Work to do: Give back the full material, exactly as it reads.

[Figure data in JSON]
• • • • • • •

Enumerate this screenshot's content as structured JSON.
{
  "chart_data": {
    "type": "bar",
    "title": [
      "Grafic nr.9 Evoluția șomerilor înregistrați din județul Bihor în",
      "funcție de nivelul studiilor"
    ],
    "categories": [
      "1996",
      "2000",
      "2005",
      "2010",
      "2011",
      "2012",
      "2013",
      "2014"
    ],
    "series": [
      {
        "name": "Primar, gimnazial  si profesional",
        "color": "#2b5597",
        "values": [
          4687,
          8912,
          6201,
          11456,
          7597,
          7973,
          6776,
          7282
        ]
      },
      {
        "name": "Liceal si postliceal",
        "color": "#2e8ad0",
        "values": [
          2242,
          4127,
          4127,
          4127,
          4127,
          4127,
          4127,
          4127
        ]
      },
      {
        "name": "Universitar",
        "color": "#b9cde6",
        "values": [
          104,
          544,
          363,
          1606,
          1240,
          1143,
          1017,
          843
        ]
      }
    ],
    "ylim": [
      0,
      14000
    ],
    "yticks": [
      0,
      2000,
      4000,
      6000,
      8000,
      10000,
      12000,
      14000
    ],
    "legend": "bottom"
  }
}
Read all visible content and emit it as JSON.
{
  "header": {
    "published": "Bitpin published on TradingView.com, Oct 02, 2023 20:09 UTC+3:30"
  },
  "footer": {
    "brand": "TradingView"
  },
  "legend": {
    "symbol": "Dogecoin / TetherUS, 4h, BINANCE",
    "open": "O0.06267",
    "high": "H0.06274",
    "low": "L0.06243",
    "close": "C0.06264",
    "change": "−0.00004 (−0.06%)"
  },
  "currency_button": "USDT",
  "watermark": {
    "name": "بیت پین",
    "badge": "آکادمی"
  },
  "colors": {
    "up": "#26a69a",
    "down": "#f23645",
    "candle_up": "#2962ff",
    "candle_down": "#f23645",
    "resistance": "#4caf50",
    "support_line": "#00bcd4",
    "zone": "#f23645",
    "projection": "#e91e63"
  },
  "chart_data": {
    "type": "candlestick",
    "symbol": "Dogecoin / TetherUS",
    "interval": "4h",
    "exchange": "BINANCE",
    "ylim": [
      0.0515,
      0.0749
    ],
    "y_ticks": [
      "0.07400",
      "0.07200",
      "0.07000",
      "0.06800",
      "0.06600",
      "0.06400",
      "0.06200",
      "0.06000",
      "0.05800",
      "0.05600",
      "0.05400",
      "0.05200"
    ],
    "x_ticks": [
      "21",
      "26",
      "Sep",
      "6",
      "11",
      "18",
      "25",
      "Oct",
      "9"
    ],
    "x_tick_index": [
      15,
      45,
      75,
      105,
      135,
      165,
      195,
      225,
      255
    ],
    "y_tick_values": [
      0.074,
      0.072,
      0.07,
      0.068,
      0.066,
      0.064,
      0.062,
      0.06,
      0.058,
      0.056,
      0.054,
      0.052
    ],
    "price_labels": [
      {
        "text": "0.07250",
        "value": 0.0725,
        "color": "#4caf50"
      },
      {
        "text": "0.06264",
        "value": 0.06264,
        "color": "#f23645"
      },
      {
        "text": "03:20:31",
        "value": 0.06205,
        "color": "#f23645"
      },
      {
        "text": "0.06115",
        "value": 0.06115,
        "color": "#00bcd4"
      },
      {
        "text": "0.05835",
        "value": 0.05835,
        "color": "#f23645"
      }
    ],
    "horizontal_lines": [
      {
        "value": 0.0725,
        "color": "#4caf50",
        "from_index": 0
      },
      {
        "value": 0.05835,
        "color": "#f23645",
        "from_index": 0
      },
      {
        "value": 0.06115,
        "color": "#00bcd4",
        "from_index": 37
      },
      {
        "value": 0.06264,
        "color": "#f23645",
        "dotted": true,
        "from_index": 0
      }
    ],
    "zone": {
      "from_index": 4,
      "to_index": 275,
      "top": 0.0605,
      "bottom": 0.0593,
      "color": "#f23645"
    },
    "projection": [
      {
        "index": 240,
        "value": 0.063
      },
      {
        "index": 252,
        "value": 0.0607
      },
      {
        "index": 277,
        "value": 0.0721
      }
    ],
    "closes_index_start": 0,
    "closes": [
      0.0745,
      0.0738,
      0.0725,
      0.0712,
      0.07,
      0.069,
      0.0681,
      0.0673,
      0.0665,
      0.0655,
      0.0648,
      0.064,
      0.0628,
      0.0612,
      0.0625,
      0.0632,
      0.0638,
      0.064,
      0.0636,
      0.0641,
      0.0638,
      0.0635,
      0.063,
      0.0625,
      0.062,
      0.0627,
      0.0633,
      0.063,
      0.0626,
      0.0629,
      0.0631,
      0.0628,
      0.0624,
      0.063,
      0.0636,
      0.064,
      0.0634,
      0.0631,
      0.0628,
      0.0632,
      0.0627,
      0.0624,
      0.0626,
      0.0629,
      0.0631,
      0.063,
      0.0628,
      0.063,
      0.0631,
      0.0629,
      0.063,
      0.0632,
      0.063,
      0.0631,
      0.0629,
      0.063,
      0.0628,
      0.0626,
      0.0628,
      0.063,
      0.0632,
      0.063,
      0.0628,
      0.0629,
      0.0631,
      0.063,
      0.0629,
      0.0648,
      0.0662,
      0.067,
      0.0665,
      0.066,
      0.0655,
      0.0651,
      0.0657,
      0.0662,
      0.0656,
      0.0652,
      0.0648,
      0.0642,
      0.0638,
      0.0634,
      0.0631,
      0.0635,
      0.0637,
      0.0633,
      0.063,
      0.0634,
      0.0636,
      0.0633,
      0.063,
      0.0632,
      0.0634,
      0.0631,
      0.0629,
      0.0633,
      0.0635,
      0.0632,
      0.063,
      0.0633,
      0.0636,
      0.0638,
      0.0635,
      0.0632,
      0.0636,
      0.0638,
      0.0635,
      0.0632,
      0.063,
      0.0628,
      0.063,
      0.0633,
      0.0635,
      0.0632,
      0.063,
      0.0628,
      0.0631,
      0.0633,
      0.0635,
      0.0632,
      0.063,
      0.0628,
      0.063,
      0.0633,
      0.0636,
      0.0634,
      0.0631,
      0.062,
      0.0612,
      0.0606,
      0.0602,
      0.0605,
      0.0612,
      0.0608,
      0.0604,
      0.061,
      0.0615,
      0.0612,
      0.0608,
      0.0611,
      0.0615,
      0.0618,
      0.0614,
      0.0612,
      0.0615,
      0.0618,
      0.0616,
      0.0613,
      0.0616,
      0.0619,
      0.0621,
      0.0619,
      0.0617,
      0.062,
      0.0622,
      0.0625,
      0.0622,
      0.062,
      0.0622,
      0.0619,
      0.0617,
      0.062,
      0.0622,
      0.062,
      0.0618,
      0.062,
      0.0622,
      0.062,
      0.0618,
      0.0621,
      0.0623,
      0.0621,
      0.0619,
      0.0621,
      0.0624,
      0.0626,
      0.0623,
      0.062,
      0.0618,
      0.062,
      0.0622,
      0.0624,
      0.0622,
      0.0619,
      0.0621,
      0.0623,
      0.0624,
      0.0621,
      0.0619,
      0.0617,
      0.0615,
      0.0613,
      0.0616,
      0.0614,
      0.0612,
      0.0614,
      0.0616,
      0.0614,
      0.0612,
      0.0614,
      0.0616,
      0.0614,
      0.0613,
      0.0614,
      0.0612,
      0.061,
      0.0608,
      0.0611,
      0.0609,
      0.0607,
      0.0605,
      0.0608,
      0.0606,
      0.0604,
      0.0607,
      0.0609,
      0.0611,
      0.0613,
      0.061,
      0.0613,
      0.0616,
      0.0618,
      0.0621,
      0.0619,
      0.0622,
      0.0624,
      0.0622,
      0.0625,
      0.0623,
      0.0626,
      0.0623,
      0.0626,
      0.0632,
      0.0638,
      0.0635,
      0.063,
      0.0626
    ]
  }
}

• • • • • • •

Reply to the exercise:
Enumerate this screenshot's content as structured JSON.
{
  "chart_data": {
    "type": "bar",
    "title": [
      "Grafic nr.9 Evoluția șomerilor înregistrați din județul Bihor în",
      "funcție de nivelul studiilor"
    ],
    "categories": [
      "1996",
      "2000",
      "2005",
      "2010",
      "2011",
      "2012",
      "2013",
      "2014"
    ],
    "series": [
      {
        "name": "Primar, gimnazial  si profesional",
        "color": "#2b5597",
        "values": [
          4687,
          8912,
          6201,
          11456,
          7597,
          7973,
          6776,
          7282
        ]
      },
      {
        "name": "Liceal si postliceal",
        "color": "#2e8ad0",
        "values": [
          2242,
          4127,
          4127,
          4127,
          4127,
          4127,
          4127,
          4127
        ]
      },
      {
        "name": "Universitar",
        "color": "#b9cde6",
        "values": [
          104,
          544,
          363,
          1606,
          1240,
          1143,
          1017,
          843
        ]
      }
    ],
    "ylim": [
      0,
      14000
    ],
    "yticks": [
      0,
      2000,
      4000,
      6000,
      8000,
      10000,
      12000,
      14000
    ],
    "legend": "bottom"
  }
}
Read all visible content and emit it as JSON.
{
  "header": {
    "published": "Bitpin published on TradingView.com, Oct 02, 2023 20:09 UTC+3:30"
  },
  "footer": {
    "brand": "TradingView"
  },
  "legend": {
    "symbol": "Dogecoin / TetherUS, 4h, BINANCE",
    "open": "O0.06267",
    "high": "H0.06274",
    "low": "L0.06243",
    "close": "C0.06264",
    "change": "−0.00004 (−0.06%)"
  },
  "currency_button": "USDT",
  "watermark": {
    "name": "بیت پین",
    "badge": "آکادمی"
  },
  "colors": {
    "up": "#26a69a",
    "down": "#f23645",
    "candle_up": "#2962ff",
    "candle_down": "#f23645",
    "resistance": "#4caf50",
    "support_line": "#00bcd4",
    "zone": "#f23645",
    "projection": "#e91e63"
  },
  "chart_data": {
    "type": "candlestick",
    "symbol": "Dogecoin / TetherUS",
    "interval": "4h",
    "exchange": "BINANCE",
    "ylim": [
      0.0515,
      0.0749
    ],
    "y_ticks": [
      "0.07400",
      "0.07200",
      "0.07000",
      "0.06800",
      "0.06600",
      "0.06400",
      "0.06200",
      "0.06000",
      "0.05800",
      "0.05600",
      "0.05400",
      "0.05200"
    ],
    "x_ticks": [
      "21",
      "26",
      "Sep",
      "6",
      "11",
      "18",
      "25",
      "Oct",
      "9"
    ],
    "x_tick_index": [
      15,
      45,
      75,
      105,
      135,
      165,
      195,
      225,
      255
    ],
    "y_tick_values": [
      0.074,
      0.072,
      0.07,
      0.068,
      0.066,
      0.064,
      0.062,
      0.06,
      0.058,
      0.056,
      0.054,
      0.052
    ],
    "price_labels": [
      {
        "text": "0.07250",
        "value": 0.0725,
        "color": "#4caf50"
      },
      {
        "text": "0.06264",
        "value": 0.06264,
        "color": "#f23645"
      },
      {
        "text": "03:20:31",
        "value": 0.06205,
        "color": "#f23645"
      },
      {
        "text": "0.06115",
        "value": 0.06115,
        "color": "#00bcd4"
      },
      {
        "text": "0.05835",
        "value": 0.05835,
        "color": "#f23645"
      }
    ],
    "horizontal_lines": [
      {
        "value": 0.0725,
        "color": "#4caf50",
        "from_index": 0
      },
      {
        "value": 0.05835,
        "color": "#f23645",
        "from_index": 0
      },
      {
        "value": 0.06115,
        "color": "#00bcd4",
        "from_index": 37
      },
      {
        "value": 0.06264,
        "color": "#f23645",
        "dotted": true,
        "from_index": 0
      }
    ],
    "zone": {
      "from_index": 4,
      "to_index": 275,
      "top": 0.0605,
      "bottom": 0.0593,
      "color": "#f23645"
    },
    "projection": [
      {
        "index": 240,
        "value": 0.063
      },
      {
        "index": 252,
        "value": 0.0607
      },
      {
        "index": 277,
        "value": 0.0721
      }
    ],
    "closes_index_start": 0,
    "closes": [
      0.0745,
      0.0738,
      0.0725,
      0.0712,
      0.07,
      0.069,
      0.0681,
      0.0673,
      0.0665,
      0.0655,
      0.0648,
      0.064,
      0.0628,
      0.0612,
      0.0625,
      0.0632,
      0.0638,
      0.064,
      0.0636,
      0.0641,
      0.0638,
      0.0635,
      0.063,
      0.0625,
      0.062,
      0.0627,
      0.0633,
      0.063,
      0.0626,
      0.0629,
      0.0631,
      0.0628,
      0.0624,
      0.063,
      0.0636,
      0.064,
      0.0634,
      0.0631,
      0.0628,
      0.0632,
      0.0627,
      0.0624,
      0.0626,
      0.0629,
      0.0631,
      0.063,
      0.0628,
      0.063,
      0.0631,
      0.0629,
      0.063,
      0.0632,
      0.063,
      0.0631,
      0.0629,
      0.063,
      0.0628,
      0.0626,
      0.0628,
      0.063,
      0.0632,
      0.063,
      0.0628,
      0.0629,
      0.0631,
      0.063,
      0.0629,
      0.0648,
      0.0662,
      0.067,
      0.0665,
      0.066,
      0.0655,
      0.0651,
      0.0657,
      0.0662,
      0.0656,
      0.0652,
      0.0648,
      0.0642,
      0.0638,
      0.0634,
      0.0631,
      0.0635,
      0.0637,
      0.0633,
      0.063,
      0.0634,
      0.0636,
      0.0633,
      0.063,
      0.0632,
      0.0634,
      0.0631,
      0.0629,
      0.0633,
      0.0635,
      0.0632,
      0.063,
      0.0633,
      0.0636,
      0.0638,
      0.0635,
      0.0632,
      0.0636,
      0.0638,
      0.0635,
      0.0632,
      0.063,
      0.0628,
      0.063,
      0.0633,
      0.0635,
      0.0632,
      0.063,
      0.0628,
      0.0631,
      0.0633,
      0.0635,
      0.0632,
      0.063,
      0.0628,
      0.063,
      0.0633,
      0.0636,
      0.0634,
      0.0631,
      0.062,
      0.0612,
      0.0606,
      0.0602,
      0.0605,
      0.0612,
      0.0608,
      0.0604,
      0.061,
      0.0615,
      0.0612,
      0.0608,
      0.0611,
      0.0615,
      0.0618,
      0.0614,
      0.0612,
      0.0615,
      0.0618,
      0.0616,
      0.0613,
      0.0616,
      0.0619,
      0.0621,
      0.0619,
      0.0617,
      0.062,
      0.0622,
      0.0625,
      0.0622,
      0.062,
      0.0622,
      0.0619,
      0.0617,
      0.062,
      0.0622,
      0.062,
      0.0618,
      0.062,
      0.0622,
      0.062,
      0.0618,
      0.0621,
      0.0623,
      0.0621,
      0.0619,
      0.0621,
      0.0624,
      0.0626,
      0.0623,
      0.062,
      0.0618,
      0.062,
      0.0622,
      0.0624,
      0.0622,
      0.0619,
      0.0621,
      0.0623,
      0.0624,
      0.0621,
      0.0619,
      0.0617,
      0.0615,
      0.0613,
      0.0616,
      0.0614,
      0.0612,
      0.0614,
      0.0616,
      0.0614,
      0.0612,
      0.0614,
      0.0616,
      0.0614,
      0.0613,
      0.0614,
      0.0612,
      0.061,
      0.0608,
      0.0611,
      0.0609,
      0.0607,
      0.0605,
      0.0608,
      0.0606,
      0.0604,
      0.0607,
      0.0609,
      0.0611,
      0.0613,
      0.061,
      0.0613,
      0.0616,
      0.0618,
      0.0621,
      0.0619,
      0.0622,
      0.0624,
      0.0622,
      0.0625,
      0.0623,
      0.0626,
      0.0623,
      0.0626,
      0.0632,
      0.0638,
      0.0635,
      0.063,
      0.0626
    ]
  }
}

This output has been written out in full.